• Excerpt provided:
#####

Immediately after the crash, video footage surfaced showing Flight 752 being struck by what appeared to be an object fired from the ground. For days, Iranian authorities vociferously denied any responsibility, saying the plane had been felled by an engine fire. Their claims rang somewhat hollow, however, given that government agencies quickly bulldozed the crash site, destroying crucial evidence, and additionally refused to grant international safety and oversight bodies access to any of the aircraft’s wreckage or its black box voice recorders.

The intelligence apparatuses of various foreign governments, as well as news agencies, reported that Flight 752 had in fact been shot down by the Iranian military. Eventually, Iran’s government began to backtrack. Their story shifted, from malfunction to pilot error, before they finally admitted the plane was destroyed by a military missile — the result, they said, of a falsely identified threat.

This tragedy is the subject of 752 Is Not A Number, a portrait of raw, roiling grief poured into a cinematic steel thermos of personal doggedness. You see, Newmarket, Ontario, dentist Hamed Esmaeilion does not want an apology, nor compensation. He only wanted to find out the truth about the incident which claimed the lives of his wife Parisa and their nine-year-old daughter Reera. Determined not to let the Iranian government exploit the memories of his family, Hamed goes to Iran to claim their remains, and then embarks on a draining journey through bureaucratic red tape in an effort to bring justice to all the victims of this atrocity.

 

752 Is Not a Number is helmed by veteran Iranian-Canadian filmmaker Babak Payami, whose 2001 movie Secret Ballot won Best Director at the Venice Film Festival. Given similarities in their background, Payami develops a personal relationship with his subject, which gives his movie a disarming sense of intimacy. At times, it feels like little more than a collection of home video footage — which is very much part of the point. Payami wants viewers to sink into the quotidian routine rather than be given specific information, all the better to absorb the overwhelming personal nature of Hamed’s loss.

#####

• Given entries:

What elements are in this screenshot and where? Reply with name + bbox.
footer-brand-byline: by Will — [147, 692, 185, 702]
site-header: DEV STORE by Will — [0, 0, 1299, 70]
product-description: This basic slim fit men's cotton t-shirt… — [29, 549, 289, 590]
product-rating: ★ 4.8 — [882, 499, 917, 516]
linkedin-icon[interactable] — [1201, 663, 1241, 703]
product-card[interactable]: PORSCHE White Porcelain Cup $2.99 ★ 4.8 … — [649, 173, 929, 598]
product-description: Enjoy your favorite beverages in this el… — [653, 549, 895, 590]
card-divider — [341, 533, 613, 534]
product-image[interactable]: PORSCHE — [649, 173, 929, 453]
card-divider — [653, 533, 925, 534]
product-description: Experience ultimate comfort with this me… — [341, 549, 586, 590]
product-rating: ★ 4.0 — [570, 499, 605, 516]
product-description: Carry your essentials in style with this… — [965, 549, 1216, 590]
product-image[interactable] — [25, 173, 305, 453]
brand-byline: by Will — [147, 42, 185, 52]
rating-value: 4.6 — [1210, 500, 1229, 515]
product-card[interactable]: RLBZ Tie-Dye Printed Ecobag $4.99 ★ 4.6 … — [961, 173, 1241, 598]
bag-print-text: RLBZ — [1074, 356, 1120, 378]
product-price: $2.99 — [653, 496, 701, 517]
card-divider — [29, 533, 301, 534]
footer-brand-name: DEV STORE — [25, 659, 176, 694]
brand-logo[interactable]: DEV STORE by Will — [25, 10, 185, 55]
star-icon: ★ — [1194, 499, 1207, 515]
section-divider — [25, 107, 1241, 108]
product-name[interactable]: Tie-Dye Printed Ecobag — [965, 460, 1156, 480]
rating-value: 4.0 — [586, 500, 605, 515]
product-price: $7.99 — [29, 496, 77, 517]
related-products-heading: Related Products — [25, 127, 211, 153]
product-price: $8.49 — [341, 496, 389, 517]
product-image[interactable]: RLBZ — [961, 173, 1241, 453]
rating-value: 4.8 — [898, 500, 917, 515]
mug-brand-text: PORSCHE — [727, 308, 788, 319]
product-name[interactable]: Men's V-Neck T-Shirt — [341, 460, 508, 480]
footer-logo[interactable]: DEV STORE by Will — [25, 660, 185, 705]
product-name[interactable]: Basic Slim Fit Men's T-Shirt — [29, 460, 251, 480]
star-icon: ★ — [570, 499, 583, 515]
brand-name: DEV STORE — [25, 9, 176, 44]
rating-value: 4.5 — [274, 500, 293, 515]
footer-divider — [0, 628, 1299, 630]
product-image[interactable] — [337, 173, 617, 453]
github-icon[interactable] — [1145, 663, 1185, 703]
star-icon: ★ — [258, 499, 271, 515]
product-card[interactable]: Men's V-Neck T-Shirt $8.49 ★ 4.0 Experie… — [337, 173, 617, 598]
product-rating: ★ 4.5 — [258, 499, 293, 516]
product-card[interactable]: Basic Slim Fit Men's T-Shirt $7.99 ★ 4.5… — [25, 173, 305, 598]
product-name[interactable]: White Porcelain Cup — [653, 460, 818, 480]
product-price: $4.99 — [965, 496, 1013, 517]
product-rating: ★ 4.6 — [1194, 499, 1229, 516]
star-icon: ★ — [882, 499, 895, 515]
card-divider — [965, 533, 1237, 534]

#####

• Problem 1:
Decide whether each statement below agrees with the review of 752 Is Not a Number above. Answer yes or no, and quote the words from the review that decide it.
(a) Iranian authorities first said the plane came down because of an engine fire.
(b) Hamed Esmaeilion wants compensation for the loss of his family.
(c) Babak Payami's Secret Ballot won Best Director at the Cannes Film Festival.
• Problem 2:
Write the next part of the review of the Flight 752 documentary, picking up right after its last sentence.

• Response area 1:
(a) Yes: "saying the plane had been felled by an engine fire"
(b) No: "does not want an apology, nor compensation"
(c) No: "won Best Director at the Venice Film Festival"

• Response area 2:
On a technical level, at times there’s the feeling that Payami has been constrained in a somewhat correlative fashion by the impositions of the COVID era, which limited a lot of Hamed’s outreach and activism to meetings and interviews conducted over Zoom. There is also the matter of the film’s very loose engagement with various strands of mystery and conspiracy. Hamed is contacted by at least two parties claiming special knowledge about the crash; some tease out information, asking for money, but one hints more darkly at Russian collusion as part of a broader campaign of international destabilization. The movie’s relative lack of interest in these topics may momentarily frustrate certain viewers grasping for what they feel is more definitive truth, but they further root and establish 752 Is Not a Number as the story of one man’s navigation of profound pain and misery.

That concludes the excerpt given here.